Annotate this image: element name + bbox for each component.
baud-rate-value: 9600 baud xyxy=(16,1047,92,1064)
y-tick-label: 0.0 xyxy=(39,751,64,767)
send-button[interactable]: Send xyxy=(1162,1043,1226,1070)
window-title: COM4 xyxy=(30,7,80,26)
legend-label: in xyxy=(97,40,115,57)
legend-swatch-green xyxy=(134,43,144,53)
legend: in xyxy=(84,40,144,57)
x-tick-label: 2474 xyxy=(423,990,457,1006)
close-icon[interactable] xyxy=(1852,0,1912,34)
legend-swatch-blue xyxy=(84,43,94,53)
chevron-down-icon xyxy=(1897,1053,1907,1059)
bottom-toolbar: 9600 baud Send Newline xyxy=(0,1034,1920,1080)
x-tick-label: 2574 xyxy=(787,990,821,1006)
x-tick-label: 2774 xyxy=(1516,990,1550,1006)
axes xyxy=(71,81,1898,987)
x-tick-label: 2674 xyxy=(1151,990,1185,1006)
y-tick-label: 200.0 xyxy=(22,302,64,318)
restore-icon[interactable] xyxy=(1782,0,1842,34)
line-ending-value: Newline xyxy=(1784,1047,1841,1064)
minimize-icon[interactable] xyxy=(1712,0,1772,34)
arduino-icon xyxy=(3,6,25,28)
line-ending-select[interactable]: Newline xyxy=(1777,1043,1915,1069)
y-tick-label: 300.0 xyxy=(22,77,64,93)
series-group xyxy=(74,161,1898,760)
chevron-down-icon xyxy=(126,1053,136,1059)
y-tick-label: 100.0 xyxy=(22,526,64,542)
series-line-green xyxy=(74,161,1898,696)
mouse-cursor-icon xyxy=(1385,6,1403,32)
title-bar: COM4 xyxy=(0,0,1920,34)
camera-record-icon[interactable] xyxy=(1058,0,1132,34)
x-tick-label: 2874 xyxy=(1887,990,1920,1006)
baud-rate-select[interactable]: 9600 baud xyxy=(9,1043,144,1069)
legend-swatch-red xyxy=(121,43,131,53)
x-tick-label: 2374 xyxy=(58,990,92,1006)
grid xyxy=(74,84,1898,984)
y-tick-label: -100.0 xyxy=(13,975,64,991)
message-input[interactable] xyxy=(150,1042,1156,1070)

Task to complete: Count the lines in the records above that contain the string "title", treating uppercase and lowercase as different. Give only the number.

Solution to this problem: 2